Start Provided information

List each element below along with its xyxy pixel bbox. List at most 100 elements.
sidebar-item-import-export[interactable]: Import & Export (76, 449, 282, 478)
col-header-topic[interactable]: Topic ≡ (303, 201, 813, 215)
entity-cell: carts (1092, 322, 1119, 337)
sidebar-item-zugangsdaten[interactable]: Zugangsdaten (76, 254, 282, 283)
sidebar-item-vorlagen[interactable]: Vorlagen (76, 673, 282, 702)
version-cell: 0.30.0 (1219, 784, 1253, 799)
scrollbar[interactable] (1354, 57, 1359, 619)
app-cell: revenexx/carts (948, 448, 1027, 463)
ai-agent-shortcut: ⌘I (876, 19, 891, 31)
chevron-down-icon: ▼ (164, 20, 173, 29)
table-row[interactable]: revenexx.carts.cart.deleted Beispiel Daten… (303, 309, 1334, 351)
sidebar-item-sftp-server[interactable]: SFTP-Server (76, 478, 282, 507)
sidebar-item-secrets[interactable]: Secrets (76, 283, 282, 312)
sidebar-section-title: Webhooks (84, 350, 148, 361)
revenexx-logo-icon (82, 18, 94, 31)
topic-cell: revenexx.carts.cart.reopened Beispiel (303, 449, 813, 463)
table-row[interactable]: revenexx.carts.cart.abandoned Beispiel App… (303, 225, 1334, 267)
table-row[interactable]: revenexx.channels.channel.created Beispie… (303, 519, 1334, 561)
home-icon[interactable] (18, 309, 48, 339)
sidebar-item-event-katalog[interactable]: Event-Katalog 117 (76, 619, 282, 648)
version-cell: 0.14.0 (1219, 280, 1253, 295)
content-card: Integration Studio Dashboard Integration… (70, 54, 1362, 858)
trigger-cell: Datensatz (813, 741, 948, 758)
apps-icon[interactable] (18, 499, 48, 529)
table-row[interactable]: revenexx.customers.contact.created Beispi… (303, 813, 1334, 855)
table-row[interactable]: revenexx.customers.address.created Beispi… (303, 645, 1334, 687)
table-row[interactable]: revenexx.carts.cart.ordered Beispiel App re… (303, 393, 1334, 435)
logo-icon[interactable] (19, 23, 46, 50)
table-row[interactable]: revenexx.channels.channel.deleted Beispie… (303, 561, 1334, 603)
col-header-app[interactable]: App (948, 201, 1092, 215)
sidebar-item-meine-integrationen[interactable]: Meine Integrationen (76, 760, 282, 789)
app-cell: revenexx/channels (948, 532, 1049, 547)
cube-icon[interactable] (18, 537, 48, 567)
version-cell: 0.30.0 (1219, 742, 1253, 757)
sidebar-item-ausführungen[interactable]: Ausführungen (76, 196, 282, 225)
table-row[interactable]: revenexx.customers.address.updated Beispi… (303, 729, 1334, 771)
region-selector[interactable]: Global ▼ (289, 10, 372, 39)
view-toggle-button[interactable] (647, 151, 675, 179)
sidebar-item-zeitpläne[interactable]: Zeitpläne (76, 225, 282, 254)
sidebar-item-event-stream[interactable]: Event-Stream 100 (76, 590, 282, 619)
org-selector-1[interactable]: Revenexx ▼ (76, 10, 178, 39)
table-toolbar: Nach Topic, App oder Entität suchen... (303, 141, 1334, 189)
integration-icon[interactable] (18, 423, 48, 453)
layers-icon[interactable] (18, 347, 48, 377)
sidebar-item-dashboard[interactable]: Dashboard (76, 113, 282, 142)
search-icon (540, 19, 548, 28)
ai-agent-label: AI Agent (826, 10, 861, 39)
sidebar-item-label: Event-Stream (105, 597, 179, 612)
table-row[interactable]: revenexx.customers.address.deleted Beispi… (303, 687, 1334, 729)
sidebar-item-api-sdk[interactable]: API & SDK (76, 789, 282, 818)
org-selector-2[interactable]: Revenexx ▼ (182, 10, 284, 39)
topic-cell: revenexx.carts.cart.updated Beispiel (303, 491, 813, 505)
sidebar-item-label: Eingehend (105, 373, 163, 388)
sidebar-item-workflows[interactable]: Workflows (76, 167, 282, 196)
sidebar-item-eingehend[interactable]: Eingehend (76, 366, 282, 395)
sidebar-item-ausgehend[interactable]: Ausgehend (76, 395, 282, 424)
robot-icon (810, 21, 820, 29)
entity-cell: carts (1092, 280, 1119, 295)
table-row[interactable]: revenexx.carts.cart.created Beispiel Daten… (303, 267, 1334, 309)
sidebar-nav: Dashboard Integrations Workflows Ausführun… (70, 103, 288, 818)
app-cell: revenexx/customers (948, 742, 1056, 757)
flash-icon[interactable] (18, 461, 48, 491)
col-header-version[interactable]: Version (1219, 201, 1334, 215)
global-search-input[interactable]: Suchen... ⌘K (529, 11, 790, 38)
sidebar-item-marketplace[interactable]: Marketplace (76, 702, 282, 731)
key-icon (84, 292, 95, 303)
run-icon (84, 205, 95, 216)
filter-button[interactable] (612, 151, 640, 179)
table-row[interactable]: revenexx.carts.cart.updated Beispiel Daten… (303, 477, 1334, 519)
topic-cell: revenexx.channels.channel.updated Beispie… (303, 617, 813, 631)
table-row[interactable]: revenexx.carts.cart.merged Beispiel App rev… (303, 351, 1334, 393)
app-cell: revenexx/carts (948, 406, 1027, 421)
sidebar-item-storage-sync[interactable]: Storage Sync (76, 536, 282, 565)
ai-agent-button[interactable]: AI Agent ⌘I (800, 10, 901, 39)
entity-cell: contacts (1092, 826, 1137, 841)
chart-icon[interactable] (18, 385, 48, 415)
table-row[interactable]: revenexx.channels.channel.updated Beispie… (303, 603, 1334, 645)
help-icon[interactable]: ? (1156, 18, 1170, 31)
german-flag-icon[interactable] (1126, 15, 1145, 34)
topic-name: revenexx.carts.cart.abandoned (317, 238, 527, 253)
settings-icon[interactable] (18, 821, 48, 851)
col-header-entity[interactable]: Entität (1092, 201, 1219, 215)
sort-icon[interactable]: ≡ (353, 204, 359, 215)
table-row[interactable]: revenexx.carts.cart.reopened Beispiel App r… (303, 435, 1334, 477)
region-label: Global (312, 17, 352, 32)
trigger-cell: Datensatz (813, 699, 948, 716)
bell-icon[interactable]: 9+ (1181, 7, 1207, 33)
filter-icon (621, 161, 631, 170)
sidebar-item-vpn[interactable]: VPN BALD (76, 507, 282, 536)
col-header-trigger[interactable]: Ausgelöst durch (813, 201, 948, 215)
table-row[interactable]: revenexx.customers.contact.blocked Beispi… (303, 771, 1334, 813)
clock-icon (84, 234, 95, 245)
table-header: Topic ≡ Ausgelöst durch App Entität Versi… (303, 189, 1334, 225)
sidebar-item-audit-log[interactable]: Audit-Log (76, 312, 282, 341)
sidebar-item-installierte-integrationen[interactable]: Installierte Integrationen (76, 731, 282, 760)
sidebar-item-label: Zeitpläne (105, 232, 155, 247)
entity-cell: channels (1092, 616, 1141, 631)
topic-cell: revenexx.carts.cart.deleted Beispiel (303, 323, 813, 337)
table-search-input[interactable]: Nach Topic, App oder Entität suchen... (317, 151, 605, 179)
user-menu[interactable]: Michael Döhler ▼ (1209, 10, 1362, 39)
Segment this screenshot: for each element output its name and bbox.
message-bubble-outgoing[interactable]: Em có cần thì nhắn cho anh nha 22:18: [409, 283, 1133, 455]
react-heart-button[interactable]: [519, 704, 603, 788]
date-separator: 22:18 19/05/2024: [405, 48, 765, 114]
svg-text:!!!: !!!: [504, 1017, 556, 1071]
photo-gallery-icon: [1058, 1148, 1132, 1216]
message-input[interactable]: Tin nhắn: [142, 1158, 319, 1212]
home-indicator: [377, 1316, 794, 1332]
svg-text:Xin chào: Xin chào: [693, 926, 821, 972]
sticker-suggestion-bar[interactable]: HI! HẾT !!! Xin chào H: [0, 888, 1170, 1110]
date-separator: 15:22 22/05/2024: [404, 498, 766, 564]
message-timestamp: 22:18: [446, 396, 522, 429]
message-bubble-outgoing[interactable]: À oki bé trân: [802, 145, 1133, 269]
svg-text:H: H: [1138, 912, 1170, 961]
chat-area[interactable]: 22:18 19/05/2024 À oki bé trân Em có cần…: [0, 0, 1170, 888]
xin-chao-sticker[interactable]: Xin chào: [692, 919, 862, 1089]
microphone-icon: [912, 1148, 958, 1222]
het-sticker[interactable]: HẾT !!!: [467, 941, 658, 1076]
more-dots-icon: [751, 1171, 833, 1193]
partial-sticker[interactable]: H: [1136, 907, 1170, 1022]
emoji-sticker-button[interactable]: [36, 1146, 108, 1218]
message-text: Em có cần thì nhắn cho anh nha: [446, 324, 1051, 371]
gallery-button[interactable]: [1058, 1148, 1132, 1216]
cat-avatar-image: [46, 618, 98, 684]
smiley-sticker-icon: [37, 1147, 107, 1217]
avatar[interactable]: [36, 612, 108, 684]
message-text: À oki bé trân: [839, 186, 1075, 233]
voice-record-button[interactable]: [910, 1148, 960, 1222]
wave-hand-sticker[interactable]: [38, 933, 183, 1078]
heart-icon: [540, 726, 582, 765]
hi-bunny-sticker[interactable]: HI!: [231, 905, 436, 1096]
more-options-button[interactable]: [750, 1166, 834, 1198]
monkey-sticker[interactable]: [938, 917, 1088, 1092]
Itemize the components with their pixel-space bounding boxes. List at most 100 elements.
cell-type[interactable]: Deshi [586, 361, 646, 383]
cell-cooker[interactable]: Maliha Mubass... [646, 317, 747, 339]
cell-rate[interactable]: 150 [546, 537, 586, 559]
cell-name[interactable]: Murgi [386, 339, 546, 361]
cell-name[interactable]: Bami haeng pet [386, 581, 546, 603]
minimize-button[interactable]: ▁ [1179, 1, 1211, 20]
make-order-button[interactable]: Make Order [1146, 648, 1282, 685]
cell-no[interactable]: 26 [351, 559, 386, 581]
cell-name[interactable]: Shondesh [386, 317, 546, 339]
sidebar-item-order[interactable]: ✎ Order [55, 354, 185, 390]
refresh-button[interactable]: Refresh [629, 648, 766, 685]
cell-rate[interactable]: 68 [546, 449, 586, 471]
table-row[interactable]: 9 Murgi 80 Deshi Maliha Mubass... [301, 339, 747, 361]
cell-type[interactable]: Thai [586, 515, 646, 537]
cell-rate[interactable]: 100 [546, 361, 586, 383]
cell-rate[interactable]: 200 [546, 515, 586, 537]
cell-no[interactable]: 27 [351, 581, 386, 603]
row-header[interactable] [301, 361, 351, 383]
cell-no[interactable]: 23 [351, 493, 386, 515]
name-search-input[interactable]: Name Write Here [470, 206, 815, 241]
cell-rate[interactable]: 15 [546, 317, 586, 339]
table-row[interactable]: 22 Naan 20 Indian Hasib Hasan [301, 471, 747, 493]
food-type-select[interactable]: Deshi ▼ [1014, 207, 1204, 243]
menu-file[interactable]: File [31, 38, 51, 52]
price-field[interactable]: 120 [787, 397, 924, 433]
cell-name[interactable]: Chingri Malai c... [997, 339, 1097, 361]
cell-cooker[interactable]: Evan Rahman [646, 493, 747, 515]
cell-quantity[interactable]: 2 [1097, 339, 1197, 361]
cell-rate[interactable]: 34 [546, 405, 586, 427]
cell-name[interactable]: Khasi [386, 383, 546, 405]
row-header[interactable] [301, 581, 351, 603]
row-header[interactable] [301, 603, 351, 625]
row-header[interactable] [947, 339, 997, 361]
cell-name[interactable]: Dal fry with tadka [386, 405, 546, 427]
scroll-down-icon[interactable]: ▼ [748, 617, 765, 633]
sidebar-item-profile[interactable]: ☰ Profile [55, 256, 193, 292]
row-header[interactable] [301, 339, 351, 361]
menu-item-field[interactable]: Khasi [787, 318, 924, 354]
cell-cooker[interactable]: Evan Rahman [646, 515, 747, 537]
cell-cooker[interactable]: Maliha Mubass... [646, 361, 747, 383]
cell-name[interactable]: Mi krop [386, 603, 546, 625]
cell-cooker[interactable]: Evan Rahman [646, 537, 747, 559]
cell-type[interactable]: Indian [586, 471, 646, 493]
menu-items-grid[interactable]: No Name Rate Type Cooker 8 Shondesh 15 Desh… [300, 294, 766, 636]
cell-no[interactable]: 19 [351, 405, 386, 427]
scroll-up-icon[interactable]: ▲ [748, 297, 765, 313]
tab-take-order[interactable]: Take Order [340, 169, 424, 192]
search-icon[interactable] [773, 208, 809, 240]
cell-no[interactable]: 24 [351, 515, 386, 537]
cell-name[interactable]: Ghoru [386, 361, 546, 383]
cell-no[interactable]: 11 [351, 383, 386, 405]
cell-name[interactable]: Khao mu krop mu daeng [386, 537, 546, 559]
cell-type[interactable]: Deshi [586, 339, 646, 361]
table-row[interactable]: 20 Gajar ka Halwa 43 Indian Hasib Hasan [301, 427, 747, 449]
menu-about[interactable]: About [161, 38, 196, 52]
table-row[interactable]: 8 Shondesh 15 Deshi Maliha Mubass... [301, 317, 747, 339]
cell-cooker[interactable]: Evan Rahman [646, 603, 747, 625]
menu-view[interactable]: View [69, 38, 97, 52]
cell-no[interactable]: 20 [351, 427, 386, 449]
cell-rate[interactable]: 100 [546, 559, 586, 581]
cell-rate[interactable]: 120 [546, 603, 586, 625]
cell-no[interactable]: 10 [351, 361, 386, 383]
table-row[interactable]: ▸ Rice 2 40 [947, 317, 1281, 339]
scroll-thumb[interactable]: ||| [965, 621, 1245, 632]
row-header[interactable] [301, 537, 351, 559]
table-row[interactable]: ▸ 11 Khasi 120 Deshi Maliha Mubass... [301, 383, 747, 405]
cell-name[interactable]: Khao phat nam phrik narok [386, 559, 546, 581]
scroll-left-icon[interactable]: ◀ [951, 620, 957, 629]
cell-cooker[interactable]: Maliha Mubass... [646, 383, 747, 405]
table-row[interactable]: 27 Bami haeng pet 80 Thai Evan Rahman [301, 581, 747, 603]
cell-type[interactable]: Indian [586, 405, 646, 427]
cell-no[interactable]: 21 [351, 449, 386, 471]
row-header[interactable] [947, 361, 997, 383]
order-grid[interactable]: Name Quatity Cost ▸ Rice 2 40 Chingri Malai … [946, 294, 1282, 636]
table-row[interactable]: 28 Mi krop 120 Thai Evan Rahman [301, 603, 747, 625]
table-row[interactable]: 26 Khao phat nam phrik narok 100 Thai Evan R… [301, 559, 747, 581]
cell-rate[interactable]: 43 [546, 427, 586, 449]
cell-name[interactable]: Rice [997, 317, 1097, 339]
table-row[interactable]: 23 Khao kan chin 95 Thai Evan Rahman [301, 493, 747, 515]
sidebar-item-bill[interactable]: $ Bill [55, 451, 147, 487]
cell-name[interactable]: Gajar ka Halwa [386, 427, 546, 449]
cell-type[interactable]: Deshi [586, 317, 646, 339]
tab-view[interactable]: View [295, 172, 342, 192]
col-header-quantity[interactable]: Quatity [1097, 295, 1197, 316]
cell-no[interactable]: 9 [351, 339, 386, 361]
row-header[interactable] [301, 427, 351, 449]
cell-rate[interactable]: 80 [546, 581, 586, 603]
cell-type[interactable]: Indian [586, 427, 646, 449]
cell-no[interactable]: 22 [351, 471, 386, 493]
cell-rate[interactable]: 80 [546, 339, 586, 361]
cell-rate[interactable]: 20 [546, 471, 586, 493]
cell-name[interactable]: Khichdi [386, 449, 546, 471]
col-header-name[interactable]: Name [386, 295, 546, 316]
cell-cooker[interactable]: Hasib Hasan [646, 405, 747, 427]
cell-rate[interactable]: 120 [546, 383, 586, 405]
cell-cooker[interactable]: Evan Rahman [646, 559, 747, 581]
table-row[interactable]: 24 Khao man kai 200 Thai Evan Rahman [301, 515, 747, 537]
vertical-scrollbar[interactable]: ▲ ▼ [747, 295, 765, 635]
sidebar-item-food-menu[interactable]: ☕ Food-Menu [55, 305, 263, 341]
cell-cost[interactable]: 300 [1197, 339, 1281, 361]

End Provided information

Exercise goal
Reproduce the rows above word for word, beginning with the first line of the rows and ending with the line that contains "196, 282, 225)", including that line.

Solution for this exercise
List each element below along with its xyxy pixel bbox. List at most 100 elements.
sidebar-item-import-export[interactable]: Import & Export (76, 449, 282, 478)
col-header-topic[interactable]: Topic ≡ (303, 201, 813, 215)
entity-cell: carts (1092, 322, 1119, 337)
sidebar-item-zugangsdaten[interactable]: Zugangsdaten (76, 254, 282, 283)
sidebar-item-vorlagen[interactable]: Vorlagen (76, 673, 282, 702)
version-cell: 0.30.0 (1219, 784, 1253, 799)
scrollbar[interactable] (1354, 57, 1359, 619)
app-cell: revenexx/carts (948, 448, 1027, 463)
ai-agent-shortcut: ⌘I (876, 19, 891, 31)
chevron-down-icon: ▼ (164, 20, 173, 29)
table-row[interactable]: revenexx.carts.cart.deleted Beispiel Daten… (303, 309, 1334, 351)
sidebar-item-sftp-server[interactable]: SFTP-Server (76, 478, 282, 507)
sidebar-item-secrets[interactable]: Secrets (76, 283, 282, 312)
sidebar-section-title: Webhooks (84, 350, 148, 361)
revenexx-logo-icon (82, 18, 94, 31)
topic-cell: revenexx.carts.cart.reopened Beispiel (303, 449, 813, 463)
table-row[interactable]: revenexx.carts.cart.abandoned Beispiel App… (303, 225, 1334, 267)
table-row[interactable]: revenexx.channels.channel.created Beispie… (303, 519, 1334, 561)
home-icon[interactable] (18, 309, 48, 339)
sidebar-item-event-katalog[interactable]: Event-Katalog 117 (76, 619, 282, 648)
version-cell: 0.14.0 (1219, 280, 1253, 295)
content-card: Integration Studio Dashboard Integration… (70, 54, 1362, 858)
trigger-cell: Datensatz (813, 741, 948, 758)
apps-icon[interactable] (18, 499, 48, 529)
table-row[interactable]: revenexx.customers.contact.created Beispi… (303, 813, 1334, 855)
table-row[interactable]: revenexx.customers.address.created Beispi… (303, 645, 1334, 687)
table-row[interactable]: revenexx.carts.cart.ordered Beispiel App re… (303, 393, 1334, 435)
logo-icon[interactable] (19, 23, 46, 50)
table-row[interactable]: revenexx.channels.channel.deleted Beispie… (303, 561, 1334, 603)
col-header-app[interactable]: App (948, 201, 1092, 215)
sidebar-item-meine-integrationen[interactable]: Meine Integrationen (76, 760, 282, 789)
app-cell: revenexx/channels (948, 532, 1049, 547)
cube-icon[interactable] (18, 537, 48, 567)
version-cell: 0.30.0 (1219, 742, 1253, 757)
sidebar-item-ausführungen[interactable]: Ausführungen (76, 196, 282, 225)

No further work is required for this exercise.